◆ DATA ROWS ◆
- - - - - - -

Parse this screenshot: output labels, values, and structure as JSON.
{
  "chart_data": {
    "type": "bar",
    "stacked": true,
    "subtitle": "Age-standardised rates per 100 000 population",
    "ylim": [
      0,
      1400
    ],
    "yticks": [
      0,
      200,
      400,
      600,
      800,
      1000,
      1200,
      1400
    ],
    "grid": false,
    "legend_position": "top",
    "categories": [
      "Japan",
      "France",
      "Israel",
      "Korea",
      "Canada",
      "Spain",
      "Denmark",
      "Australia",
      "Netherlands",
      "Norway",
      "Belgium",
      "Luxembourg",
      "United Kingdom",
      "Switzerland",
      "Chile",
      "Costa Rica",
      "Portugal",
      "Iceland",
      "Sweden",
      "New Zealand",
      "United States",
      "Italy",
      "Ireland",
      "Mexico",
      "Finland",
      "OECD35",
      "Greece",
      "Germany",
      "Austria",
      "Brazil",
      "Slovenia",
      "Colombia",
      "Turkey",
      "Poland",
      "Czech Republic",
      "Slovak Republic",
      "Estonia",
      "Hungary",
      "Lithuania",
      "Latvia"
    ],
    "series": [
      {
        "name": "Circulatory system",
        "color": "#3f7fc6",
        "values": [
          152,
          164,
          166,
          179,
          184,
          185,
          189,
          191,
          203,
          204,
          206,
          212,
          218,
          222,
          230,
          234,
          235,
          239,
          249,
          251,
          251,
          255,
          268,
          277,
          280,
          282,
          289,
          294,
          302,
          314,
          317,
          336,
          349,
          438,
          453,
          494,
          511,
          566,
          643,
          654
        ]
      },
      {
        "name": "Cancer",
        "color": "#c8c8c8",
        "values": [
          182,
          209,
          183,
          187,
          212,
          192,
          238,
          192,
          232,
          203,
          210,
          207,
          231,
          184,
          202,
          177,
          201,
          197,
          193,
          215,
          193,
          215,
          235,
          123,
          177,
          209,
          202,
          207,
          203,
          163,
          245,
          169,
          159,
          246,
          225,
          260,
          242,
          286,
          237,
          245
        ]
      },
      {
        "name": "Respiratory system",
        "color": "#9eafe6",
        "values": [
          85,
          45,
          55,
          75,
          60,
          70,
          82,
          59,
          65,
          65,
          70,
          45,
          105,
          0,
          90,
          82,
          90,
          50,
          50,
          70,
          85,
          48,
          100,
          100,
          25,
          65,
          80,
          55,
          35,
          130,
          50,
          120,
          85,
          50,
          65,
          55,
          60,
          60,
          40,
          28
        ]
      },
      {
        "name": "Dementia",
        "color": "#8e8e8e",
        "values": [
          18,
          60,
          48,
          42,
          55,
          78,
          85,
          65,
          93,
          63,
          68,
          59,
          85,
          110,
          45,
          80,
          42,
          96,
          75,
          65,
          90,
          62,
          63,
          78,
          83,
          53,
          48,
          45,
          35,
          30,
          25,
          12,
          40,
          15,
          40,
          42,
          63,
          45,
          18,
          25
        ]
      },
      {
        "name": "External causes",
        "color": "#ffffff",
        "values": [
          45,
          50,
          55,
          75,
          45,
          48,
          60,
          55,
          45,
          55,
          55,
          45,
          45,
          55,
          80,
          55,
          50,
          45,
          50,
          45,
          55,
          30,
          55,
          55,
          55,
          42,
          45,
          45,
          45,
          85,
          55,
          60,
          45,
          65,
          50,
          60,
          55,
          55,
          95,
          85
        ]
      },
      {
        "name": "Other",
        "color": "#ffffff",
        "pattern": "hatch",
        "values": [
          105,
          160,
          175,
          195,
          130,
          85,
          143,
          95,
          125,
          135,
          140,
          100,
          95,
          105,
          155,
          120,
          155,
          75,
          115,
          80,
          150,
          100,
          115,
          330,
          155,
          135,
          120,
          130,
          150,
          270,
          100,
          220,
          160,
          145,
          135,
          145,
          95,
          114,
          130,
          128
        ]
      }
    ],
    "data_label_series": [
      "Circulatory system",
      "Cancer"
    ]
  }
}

- - - - - - -

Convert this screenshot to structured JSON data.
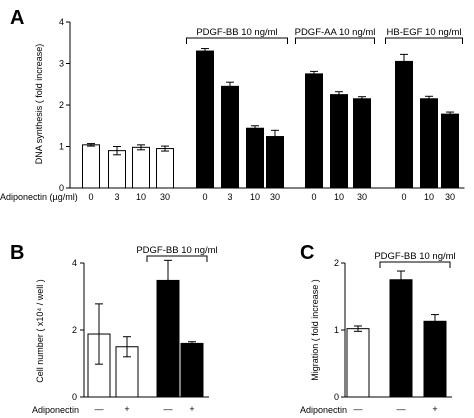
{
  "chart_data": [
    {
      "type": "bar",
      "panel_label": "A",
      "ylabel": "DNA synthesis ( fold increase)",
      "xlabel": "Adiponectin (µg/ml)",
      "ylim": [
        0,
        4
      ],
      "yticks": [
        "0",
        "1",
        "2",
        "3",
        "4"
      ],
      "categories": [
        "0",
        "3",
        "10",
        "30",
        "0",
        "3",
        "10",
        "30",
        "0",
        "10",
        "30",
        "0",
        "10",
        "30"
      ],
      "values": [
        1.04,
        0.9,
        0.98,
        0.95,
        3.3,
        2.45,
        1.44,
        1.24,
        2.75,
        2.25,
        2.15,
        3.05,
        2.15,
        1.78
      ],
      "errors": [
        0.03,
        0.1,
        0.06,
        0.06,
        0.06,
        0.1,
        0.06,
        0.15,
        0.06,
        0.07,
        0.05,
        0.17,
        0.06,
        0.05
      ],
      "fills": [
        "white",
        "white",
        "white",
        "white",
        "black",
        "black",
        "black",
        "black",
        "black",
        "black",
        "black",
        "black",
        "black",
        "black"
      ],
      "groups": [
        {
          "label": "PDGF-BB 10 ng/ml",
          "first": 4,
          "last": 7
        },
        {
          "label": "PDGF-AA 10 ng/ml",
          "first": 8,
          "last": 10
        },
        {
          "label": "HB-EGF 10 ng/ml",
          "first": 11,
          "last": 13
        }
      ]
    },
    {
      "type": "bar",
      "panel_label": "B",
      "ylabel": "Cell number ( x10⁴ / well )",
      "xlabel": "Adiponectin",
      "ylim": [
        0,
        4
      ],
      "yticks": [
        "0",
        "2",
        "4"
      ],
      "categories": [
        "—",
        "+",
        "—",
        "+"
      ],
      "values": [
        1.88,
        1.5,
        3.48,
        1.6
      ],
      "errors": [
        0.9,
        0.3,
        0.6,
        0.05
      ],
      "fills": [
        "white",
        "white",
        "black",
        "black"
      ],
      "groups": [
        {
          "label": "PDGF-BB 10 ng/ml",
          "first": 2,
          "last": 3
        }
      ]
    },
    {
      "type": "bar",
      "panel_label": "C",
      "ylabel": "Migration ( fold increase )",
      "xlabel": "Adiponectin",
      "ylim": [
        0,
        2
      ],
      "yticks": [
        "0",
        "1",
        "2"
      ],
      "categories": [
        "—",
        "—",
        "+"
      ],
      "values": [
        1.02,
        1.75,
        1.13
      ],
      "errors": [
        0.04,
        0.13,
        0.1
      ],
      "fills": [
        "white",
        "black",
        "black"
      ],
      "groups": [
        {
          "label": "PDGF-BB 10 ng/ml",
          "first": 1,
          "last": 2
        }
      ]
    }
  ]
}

- - - - - - -

◆ REQUIRED WORK ◆
Give only the number of lines in the material above where the string "first" appears.

◆ THE SOLUTION ◆
5